-- Dataset start --

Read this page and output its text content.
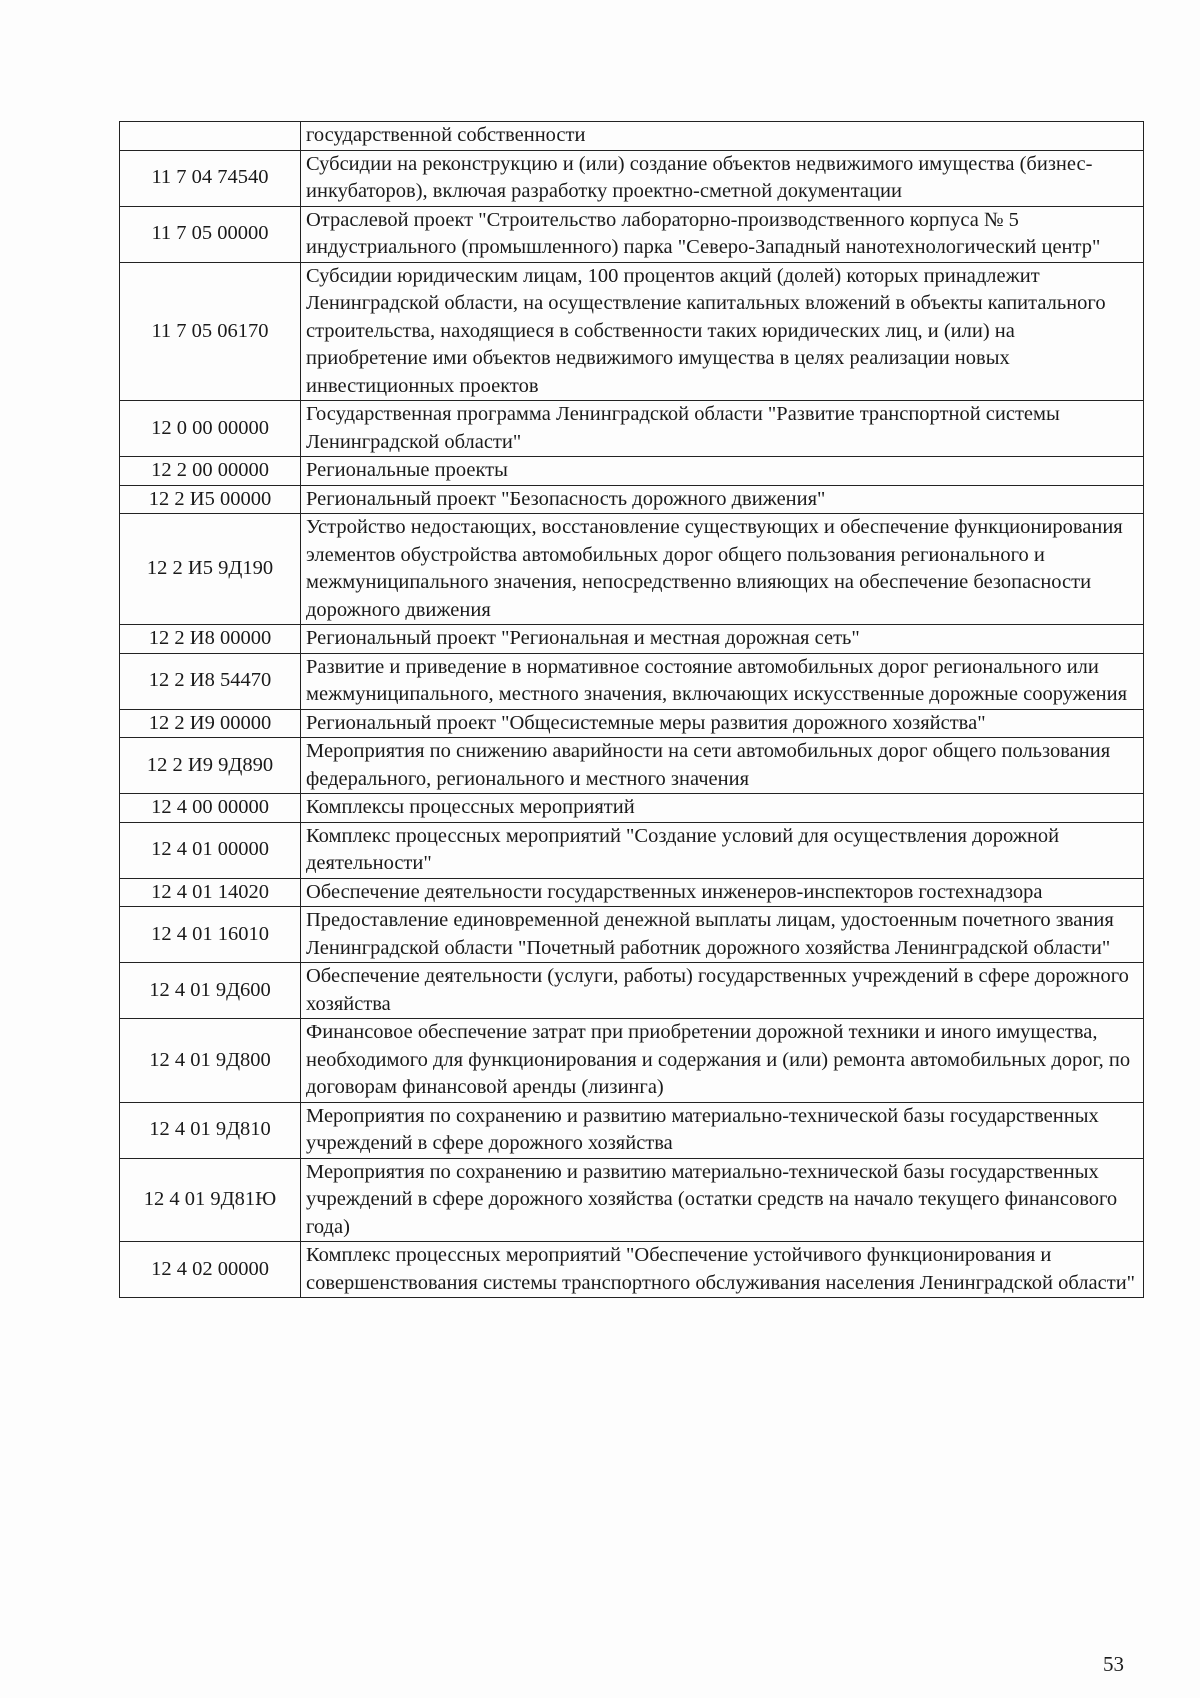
	государственной собственности
11 7 04 74540	Субсидии на реконструкцию и (или) создание объектов недвижимого имущества (бизнес-инкубаторов), включая разработку проектно-сметной документации
11 7 05 00000	Отраслевой проект "Строительство лабораторно-производственного корпуса № 5 индустриального (промышленного) парка "Северо-Западный нанотехнологический центр"
11 7 05 06170	Субсидии юридическим лицам, 100 процентов акций (долей) которых принадлежит Ленинградской области, на осуществление капитальных вложений в объекты капитального строительства, находящиеся в собственности таких юридических лиц, и (или) на приобретение ими объектов недвижимого имущества в целях реализации новых инвестиционных проектов
12 0 00 00000	Государственная программа Ленинградской области "Развитие транспортной системы Ленинградской области"
12 2 00 00000	Региональные проекты
12 2 И5 00000	Региональный проект "Безопасность дорожного движения"
12 2 И5 9Д190	Устройство недостающих, восстановление существующих и обеспечение функционирования элементов обустройства автомобильных дорог общего пользования регионального и межмуниципального значения, непосредственно влияющих на обеспечение безопасности дорожного движения
12 2 И8 00000	Региональный проект "Региональная и местная дорожная сеть"
12 2 И8 54470	Развитие и приведение в нормативное состояние автомобильных дорог регионального или межмуниципального, местного значения, включающих искусственные дорожные сооружения
12 2 И9 00000	Региональный проект "Общесистемные меры развития дорожного хозяйства"
12 2 И9 9Д890	Мероприятия по снижению аварийности на сети автомобильных дорог общего пользования федерального, регионального и местного значения
12 4 00 00000	Комплексы процессных мероприятий
12 4 01 00000	Комплекс процессных мероприятий "Создание условий для осуществления дорожной деятельности"
12 4 01 14020	Обеспечение деятельности государственных инженеров-инспекторов гостехнадзора
12 4 01 16010	Предоставление единовременной денежной выплаты лицам, удостоенным почетного звания Ленинградской области "Почетный работник дорожного хозяйства Ленинградской области"
12 4 01 9Д600	Обеспечение деятельности (услуги, работы) государственных учреждений в сфере дорожного хозяйства
12 4 01 9Д800	Финансовое обеспечение затрат при приобретении дорожной техники и иного имущества, необходимого для функционирования и содержания и (или) ремонта автомобильных дорог, по договорам финансовой аренды (лизинга)
12 4 01 9Д810	Мероприятия по сохранению и развитию материально-технической базы государственных учреждений в сфере дорожного хозяйства
12 4 01 9Д81Ю	Мероприятия по сохранению и развитию материально-технической базы государственных учреждений в сфере дорожного хозяйства (остатки средств на начало текущего финансового года)
12 4 02 00000	Комплекс процессных мероприятий "Обеспечение устойчивого функционирования и совершенствования системы транспортного обслуживания населения Ленинградской области"
53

-- Dataset end --

● Directions for this task
Quote the data above in full, leaving out the pictures it holds.

● Answer to the task
Read this page and output its text content.
	государственной собственности
11 7 04 74540	Субсидии на реконструкцию и (или) создание объектов недвижимого имущества (бизнес-инкубаторов), включая разработку проектно-сметной документации
11 7 05 00000	Отраслевой проект "Строительство лабораторно-производственного корпуса № 5 индустриального (промышленного) парка "Северо-Западный нанотехнологический центр"
11 7 05 06170	Субсидии юридическим лицам, 100 процентов акций (долей) которых принадлежит Ленинградской области, на осуществление капитальных вложений в объекты капитального строительства, находящиеся в собственности таких юридических лиц, и (или) на приобретение ими объектов недвижимого имущества в целях реализации новых инвестиционных проектов
12 0 00 00000	Государственная программа Ленинградской области "Развитие транспортной системы Ленинградской области"
12 2 00 00000	Региональные проекты
12 2 И5 00000	Региональный проект "Безопасность дорожного движения"
12 2 И5 9Д190	Устройство недостающих, восстановление существующих и обеспечение функционирования элементов обустройства автомобильных дорог общего пользования регионального и межмуниципального значения, непосредственно влияющих на обеспечение безопасности дорожного движения
12 2 И8 00000	Региональный проект "Региональная и местная дорожная сеть"
12 2 И8 54470	Развитие и приведение в нормативное состояние автомобильных дорог регионального или межмуниципального, местного значения, включающих искусственные дорожные сооружения
12 2 И9 00000	Региональный проект "Общесистемные меры развития дорожного хозяйства"
12 2 И9 9Д890	Мероприятия по снижению аварийности на сети автомобильных дорог общего пользования федерального, регионального и местного значения
12 4 00 00000	Комплексы процессных мероприятий
12 4 01 00000	Комплекс процессных мероприятий "Создание условий для осуществления дорожной деятельности"
12 4 01 14020	Обеспечение деятельности государственных инженеров-инспекторов гостехнадзора
12 4 01 16010	Предоставление единовременной денежной выплаты лицам, удостоенным почетного звания Ленинградской области "Почетный работник дорожного хозяйства Ленинградской области"
12 4 01 9Д600	Обеспечение деятельности (услуги, работы) государственных учреждений в сфере дорожного хозяйства
12 4 01 9Д800	Финансовое обеспечение затрат при приобретении дорожной техники и иного имущества, необходимого для функционирования и содержания и (или) ремонта автомобильных дорог, по договорам финансовой аренды (лизинга)
12 4 01 9Д810	Мероприятия по сохранению и развитию материально-технической базы государственных учреждений в сфере дорожного хозяйства
12 4 01 9Д81Ю	Мероприятия по сохранению и развитию материально-технической базы государственных учреждений в сфере дорожного хозяйства (остатки средств на начало текущего финансового года)
12 4 02 00000	Комплекс процессных мероприятий "Обеспечение устойчивого функционирования и совершенствования системы транспортного обслуживания населения Ленинградской области"
53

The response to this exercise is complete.